*What this task involves*. Give every entry again, word for word.

START The data

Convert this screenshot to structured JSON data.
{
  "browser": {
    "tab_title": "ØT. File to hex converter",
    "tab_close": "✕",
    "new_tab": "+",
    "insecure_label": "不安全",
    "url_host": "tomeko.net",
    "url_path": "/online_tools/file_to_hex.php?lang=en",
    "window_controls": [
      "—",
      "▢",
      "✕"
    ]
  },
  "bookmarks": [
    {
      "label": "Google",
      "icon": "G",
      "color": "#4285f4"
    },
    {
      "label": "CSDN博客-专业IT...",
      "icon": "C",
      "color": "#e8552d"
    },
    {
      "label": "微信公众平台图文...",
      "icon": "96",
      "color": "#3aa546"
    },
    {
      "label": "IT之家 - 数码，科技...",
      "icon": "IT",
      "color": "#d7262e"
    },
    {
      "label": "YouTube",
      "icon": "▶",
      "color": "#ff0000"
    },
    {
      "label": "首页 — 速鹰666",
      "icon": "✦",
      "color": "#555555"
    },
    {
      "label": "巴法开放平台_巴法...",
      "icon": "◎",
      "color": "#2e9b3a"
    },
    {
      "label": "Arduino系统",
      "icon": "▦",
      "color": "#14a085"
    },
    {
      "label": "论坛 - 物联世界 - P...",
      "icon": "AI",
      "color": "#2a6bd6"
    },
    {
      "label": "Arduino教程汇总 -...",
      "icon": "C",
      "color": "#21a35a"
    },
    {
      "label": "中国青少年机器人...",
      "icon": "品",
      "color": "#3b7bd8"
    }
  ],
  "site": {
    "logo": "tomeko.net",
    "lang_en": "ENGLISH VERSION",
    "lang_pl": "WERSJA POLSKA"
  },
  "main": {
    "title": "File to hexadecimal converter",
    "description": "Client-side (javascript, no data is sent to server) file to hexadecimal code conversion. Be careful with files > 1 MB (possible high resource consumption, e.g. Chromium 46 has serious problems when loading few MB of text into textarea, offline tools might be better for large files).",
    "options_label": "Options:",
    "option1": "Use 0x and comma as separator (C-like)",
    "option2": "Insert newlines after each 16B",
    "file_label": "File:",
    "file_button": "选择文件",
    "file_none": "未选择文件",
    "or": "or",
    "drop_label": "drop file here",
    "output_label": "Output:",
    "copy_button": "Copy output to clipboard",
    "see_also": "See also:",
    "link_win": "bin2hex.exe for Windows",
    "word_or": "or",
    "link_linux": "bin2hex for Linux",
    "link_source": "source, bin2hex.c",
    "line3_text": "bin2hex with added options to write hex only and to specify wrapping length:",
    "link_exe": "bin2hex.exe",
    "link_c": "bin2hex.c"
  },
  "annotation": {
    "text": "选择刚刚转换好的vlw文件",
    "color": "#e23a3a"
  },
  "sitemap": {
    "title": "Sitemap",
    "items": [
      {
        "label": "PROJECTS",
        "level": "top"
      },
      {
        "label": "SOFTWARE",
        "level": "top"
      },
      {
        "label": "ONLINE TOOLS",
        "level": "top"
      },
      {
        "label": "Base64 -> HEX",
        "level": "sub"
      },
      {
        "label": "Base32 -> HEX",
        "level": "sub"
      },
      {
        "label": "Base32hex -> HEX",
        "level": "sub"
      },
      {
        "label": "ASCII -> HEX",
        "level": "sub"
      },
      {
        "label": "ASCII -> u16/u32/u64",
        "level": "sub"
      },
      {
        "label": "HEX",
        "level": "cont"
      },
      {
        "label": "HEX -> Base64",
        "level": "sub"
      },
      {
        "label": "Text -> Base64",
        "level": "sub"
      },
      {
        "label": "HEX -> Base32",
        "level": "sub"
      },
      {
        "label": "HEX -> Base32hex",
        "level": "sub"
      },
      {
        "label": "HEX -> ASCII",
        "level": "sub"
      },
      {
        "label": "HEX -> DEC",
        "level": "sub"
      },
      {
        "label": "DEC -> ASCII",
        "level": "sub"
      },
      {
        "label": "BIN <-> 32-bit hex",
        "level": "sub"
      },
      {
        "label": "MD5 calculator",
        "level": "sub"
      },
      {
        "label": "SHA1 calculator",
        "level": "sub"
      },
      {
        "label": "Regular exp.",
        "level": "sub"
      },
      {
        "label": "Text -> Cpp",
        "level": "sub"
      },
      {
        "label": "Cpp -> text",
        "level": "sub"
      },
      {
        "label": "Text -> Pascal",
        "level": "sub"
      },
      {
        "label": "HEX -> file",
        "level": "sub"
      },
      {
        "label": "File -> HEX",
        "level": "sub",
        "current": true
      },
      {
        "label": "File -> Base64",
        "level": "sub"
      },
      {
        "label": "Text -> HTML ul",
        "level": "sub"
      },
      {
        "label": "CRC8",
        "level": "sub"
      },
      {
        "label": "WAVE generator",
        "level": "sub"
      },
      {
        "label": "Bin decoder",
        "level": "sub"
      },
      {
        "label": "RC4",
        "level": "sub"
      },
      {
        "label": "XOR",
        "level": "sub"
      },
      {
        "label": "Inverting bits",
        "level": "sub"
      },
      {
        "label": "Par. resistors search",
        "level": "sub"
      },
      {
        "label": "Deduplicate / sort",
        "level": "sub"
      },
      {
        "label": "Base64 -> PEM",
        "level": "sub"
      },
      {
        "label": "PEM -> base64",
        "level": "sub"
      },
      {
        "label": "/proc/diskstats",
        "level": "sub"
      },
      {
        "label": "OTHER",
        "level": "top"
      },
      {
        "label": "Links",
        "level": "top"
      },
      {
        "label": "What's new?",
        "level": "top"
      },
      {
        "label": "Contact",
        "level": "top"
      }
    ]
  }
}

END The data

*Solution to this problem*.
Convert this screenshot to structured JSON data.
{
  "browser": {
    "tab_title": "ØT. File to hex converter",
    "tab_close": "✕",
    "new_tab": "+",
    "insecure_label": "不安全",
    "url_host": "tomeko.net",
    "url_path": "/online_tools/file_to_hex.php?lang=en",
    "window_controls": [
      "—",
      "▢",
      "✕"
    ]
  },
  "bookmarks": [
    {
      "label": "Google",
      "icon": "G",
      "color": "#4285f4"
    },
    {
      "label": "CSDN博客-专业IT...",
      "icon": "C",
      "color": "#e8552d"
    },
    {
      "label": "微信公众平台图文...",
      "icon": "96",
      "color": "#3aa546"
    },
    {
      "label": "IT之家 - 数码，科技...",
      "icon": "IT",
      "color": "#d7262e"
    },
    {
      "label": "YouTube",
      "icon": "▶",
      "color": "#ff0000"
    },
    {
      "label": "首页 — 速鹰666",
      "icon": "✦",
      "color": "#555555"
    },
    {
      "label": "巴法开放平台_巴法...",
      "icon": "◎",
      "color": "#2e9b3a"
    },
    {
      "label": "Arduino系统",
      "icon": "▦",
      "color": "#14a085"
    },
    {
      "label": "论坛 - 物联世界 - P...",
      "icon": "AI",
      "color": "#2a6bd6"
    },
    {
      "label": "Arduino教程汇总 -...",
      "icon": "C",
      "color": "#21a35a"
    },
    {
      "label": "中国青少年机器人...",
      "icon": "品",
      "color": "#3b7bd8"
    }
  ],
  "site": {
    "logo": "tomeko.net",
    "lang_en": "ENGLISH VERSION",
    "lang_pl": "WERSJA POLSKA"
  },
  "main": {
    "title": "File to hexadecimal converter",
    "description": "Client-side (javascript, no data is sent to server) file to hexadecimal code conversion. Be careful with files > 1 MB (possible high resource consumption, e.g. Chromium 46 has serious problems when loading few MB of text into textarea, offline tools might be better for large files).",
    "options_label": "Options:",
    "option1": "Use 0x and comma as separator (C-like)",
    "option2": "Insert newlines after each 16B",
    "file_label": "File:",
    "file_button": "选择文件",
    "file_none": "未选择文件",
    "or": "or",
    "drop_label": "drop file here",
    "output_label": "Output:",
    "copy_button": "Copy output to clipboard",
    "see_also": "See also:",
    "link_win": "bin2hex.exe for Windows",
    "word_or": "or",
    "link_linux": "bin2hex for Linux",
    "link_source": "source, bin2hex.c",
    "line3_text": "bin2hex with added options to write hex only and to specify wrapping length:",
    "link_exe": "bin2hex.exe",
    "link_c": "bin2hex.c"
  },
  "annotation": {
    "text": "选择刚刚转换好的vlw文件",
    "color": "#e23a3a"
  },
  "sitemap": {
    "title": "Sitemap",
    "items": [
      {
        "label": "PROJECTS",
        "level": "top"
      },
      {
        "label": "SOFTWARE",
        "level": "top"
      },
      {
        "label": "ONLINE TOOLS",
        "level": "top"
      },
      {
        "label": "Base64 -> HEX",
        "level": "sub"
      },
      {
        "label": "Base32 -> HEX",
        "level": "sub"
      },
      {
        "label": "Base32hex -> HEX",
        "level": "sub"
      },
      {
        "label": "ASCII -> HEX",
        "level": "sub"
      },
      {
        "label": "ASCII -> u16/u32/u64",
        "level": "sub"
      },
      {
        "label": "HEX",
        "level": "cont"
      },
      {
        "label": "HEX -> Base64",
        "level": "sub"
      },
      {
        "label": "Text -> Base64",
        "level": "sub"
      },
      {
        "label": "HEX -> Base32",
        "level": "sub"
      },
      {
        "label": "HEX -> Base32hex",
        "level": "sub"
      },
      {
        "label": "HEX -> ASCII",
        "level": "sub"
      },
      {
        "label": "HEX -> DEC",
        "level": "sub"
      },
      {
        "label": "DEC -> ASCII",
        "level": "sub"
      },
      {
        "label": "BIN <-> 32-bit hex",
        "level": "sub"
      },
      {
        "label": "MD5 calculator",
        "level": "sub"
      },
      {
        "label": "SHA1 calculator",
        "level": "sub"
      },
      {
        "label": "Regular exp.",
        "level": "sub"
      },
      {
        "label": "Text -> Cpp",
        "level": "sub"
      },
      {
        "label": "Cpp -> text",
        "level": "sub"
      },
      {
        "label": "Text -> Pascal",
        "level": "sub"
      },
      {
        "label": "HEX -> file",
        "level": "sub"
      },
      {
        "label": "File -> HEX",
        "level": "sub",
        "current": true
      },
      {
        "label": "File -> Base64",
        "level": "sub"
      },
      {
        "label": "Text -> HTML ul",
        "level": "sub"
      },
      {
        "label": "CRC8",
        "level": "sub"
      },
      {
        "label": "WAVE generator",
        "level": "sub"
      },
      {
        "label": "Bin decoder",
        "level": "sub"
      },
      {
        "label": "RC4",
        "level": "sub"
      },
      {
        "label": "XOR",
        "level": "sub"
      },
      {
        "label": "Inverting bits",
        "level": "sub"
      },
      {
        "label": "Par. resistors search",
        "level": "sub"
      },
      {
        "label": "Deduplicate / sort",
        "level": "sub"
      },
      {
        "label": "Base64 -> PEM",
        "level": "sub"
      },
      {
        "label": "PEM -> base64",
        "level": "sub"
      },
      {
        "label": "/proc/diskstats",
        "level": "sub"
      },
      {
        "label": "OTHER",
        "level": "top"
      },
      {
        "label": "Links",
        "level": "top"
      },
      {
        "label": "What's new?",
        "level": "top"
      },
      {
        "label": "Contact",
        "level": "top"
      }
    ]
  }
}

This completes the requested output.